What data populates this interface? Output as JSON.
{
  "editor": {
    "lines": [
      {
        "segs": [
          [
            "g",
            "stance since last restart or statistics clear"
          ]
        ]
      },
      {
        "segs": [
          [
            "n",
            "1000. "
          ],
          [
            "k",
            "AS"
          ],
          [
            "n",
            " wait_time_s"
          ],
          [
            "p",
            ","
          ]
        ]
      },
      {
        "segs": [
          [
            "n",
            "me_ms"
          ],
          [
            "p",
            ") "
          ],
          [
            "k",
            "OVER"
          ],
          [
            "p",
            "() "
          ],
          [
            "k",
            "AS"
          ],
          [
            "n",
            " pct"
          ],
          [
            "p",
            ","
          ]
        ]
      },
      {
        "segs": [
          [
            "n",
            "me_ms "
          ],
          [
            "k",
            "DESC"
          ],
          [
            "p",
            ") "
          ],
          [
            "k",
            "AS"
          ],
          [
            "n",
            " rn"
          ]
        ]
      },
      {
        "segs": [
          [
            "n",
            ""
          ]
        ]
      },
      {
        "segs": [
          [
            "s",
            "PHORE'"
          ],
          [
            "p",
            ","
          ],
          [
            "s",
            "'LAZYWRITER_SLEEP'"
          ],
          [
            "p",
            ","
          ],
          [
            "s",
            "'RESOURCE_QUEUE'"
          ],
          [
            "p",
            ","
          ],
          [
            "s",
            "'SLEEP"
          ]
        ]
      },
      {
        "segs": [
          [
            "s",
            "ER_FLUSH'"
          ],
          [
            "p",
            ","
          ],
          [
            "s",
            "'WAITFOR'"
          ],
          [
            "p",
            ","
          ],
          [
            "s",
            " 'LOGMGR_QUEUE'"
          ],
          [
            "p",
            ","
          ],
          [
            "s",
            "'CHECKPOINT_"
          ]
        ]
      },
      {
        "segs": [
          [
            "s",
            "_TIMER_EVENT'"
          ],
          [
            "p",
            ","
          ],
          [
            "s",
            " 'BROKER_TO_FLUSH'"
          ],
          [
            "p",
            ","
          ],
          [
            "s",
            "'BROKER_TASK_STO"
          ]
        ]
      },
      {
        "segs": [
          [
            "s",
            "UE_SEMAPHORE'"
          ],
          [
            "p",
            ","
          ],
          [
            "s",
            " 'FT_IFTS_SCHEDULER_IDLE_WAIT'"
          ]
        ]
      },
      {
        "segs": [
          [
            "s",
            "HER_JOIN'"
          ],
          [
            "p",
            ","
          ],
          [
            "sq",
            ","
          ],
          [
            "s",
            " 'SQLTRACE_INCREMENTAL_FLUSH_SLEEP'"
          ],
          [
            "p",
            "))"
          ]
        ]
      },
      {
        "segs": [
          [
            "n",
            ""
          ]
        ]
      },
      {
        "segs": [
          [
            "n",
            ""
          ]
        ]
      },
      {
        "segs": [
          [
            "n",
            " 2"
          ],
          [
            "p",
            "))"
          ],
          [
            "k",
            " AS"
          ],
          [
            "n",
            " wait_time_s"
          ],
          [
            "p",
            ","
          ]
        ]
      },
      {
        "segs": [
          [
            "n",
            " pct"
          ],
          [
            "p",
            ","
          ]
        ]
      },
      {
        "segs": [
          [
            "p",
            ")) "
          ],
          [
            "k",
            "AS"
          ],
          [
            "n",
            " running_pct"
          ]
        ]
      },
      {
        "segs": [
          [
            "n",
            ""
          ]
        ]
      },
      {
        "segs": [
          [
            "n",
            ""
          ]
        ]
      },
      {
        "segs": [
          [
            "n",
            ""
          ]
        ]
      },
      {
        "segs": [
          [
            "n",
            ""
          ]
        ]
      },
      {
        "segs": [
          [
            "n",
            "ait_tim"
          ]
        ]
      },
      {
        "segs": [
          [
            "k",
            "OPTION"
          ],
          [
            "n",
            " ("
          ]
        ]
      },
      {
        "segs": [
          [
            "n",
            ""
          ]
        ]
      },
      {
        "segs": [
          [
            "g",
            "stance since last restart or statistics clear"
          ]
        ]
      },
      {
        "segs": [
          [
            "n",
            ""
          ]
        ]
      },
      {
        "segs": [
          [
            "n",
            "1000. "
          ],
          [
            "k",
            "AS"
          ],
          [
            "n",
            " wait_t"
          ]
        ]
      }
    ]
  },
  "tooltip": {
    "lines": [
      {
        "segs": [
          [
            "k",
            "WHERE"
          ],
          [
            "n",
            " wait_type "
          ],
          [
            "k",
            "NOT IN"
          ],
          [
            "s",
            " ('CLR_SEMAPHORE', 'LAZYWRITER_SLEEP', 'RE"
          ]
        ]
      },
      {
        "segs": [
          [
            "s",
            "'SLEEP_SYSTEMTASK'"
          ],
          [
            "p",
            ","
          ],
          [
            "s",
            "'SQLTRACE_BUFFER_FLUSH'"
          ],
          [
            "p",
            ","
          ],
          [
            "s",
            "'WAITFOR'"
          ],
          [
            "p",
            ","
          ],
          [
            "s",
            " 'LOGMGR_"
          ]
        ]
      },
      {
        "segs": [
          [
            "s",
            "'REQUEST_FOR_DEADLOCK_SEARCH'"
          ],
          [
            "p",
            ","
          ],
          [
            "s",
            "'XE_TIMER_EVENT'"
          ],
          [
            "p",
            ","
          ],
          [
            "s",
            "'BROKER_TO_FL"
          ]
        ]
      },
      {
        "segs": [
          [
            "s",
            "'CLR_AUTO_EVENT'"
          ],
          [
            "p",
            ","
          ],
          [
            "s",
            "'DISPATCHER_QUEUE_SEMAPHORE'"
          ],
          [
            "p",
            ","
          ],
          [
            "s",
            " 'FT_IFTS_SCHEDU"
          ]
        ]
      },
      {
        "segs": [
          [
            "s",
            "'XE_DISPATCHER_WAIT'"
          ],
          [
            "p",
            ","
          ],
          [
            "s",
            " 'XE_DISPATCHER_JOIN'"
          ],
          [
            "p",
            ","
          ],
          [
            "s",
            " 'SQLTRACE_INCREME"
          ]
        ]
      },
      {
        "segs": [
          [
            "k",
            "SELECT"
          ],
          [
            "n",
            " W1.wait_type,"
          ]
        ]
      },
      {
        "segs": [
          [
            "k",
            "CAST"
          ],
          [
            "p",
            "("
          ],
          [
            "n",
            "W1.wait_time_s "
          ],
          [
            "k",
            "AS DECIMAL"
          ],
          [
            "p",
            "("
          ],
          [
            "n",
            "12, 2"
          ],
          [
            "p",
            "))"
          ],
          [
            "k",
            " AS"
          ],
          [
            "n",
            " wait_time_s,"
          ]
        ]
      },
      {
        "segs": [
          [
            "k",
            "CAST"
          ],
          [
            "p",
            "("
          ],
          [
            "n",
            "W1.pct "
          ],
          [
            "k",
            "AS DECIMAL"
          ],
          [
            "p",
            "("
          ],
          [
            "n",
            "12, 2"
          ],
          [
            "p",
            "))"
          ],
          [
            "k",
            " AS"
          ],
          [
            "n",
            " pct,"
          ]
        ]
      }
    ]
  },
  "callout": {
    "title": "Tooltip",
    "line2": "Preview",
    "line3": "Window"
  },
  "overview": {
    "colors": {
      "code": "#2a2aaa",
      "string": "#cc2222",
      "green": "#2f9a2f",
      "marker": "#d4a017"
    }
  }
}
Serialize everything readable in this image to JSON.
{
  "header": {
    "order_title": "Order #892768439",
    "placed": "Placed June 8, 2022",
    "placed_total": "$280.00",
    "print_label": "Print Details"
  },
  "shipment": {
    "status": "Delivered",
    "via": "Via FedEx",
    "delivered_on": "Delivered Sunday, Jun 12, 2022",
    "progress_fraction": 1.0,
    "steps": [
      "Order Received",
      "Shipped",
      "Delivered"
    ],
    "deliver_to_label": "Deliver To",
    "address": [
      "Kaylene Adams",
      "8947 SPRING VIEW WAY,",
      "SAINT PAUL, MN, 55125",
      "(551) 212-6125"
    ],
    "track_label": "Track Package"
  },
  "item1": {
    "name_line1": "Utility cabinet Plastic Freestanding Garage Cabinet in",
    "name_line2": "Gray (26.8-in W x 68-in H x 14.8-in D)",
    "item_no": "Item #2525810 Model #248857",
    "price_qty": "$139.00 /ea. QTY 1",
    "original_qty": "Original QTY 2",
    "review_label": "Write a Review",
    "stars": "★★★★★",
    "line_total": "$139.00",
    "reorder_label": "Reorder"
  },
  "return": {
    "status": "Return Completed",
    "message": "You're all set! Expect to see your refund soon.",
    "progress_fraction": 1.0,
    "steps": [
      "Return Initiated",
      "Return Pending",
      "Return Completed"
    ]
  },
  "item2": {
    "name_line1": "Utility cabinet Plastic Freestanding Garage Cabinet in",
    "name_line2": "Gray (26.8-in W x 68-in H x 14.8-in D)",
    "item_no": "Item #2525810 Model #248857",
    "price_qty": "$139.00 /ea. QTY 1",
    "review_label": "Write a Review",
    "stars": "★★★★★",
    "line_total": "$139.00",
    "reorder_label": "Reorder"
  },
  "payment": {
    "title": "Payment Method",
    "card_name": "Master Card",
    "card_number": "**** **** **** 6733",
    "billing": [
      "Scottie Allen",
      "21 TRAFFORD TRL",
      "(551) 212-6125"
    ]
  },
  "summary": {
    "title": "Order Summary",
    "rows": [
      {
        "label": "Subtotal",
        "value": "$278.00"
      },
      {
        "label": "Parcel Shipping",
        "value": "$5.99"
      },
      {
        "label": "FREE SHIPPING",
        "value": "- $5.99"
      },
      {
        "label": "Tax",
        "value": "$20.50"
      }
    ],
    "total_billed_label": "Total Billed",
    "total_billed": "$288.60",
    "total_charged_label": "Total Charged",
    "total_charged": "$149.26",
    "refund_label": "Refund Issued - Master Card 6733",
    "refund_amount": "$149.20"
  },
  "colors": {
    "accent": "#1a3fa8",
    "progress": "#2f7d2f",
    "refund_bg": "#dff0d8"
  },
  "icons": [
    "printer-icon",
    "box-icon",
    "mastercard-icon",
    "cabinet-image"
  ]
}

SHORT EXERCISE »
Select from the material above each line in which the string "this" appears, and list those lines.

EXERCISE RESPONSE »
What data populates this interface? Output as JSON.
Serialize everything readable in this image to JSON.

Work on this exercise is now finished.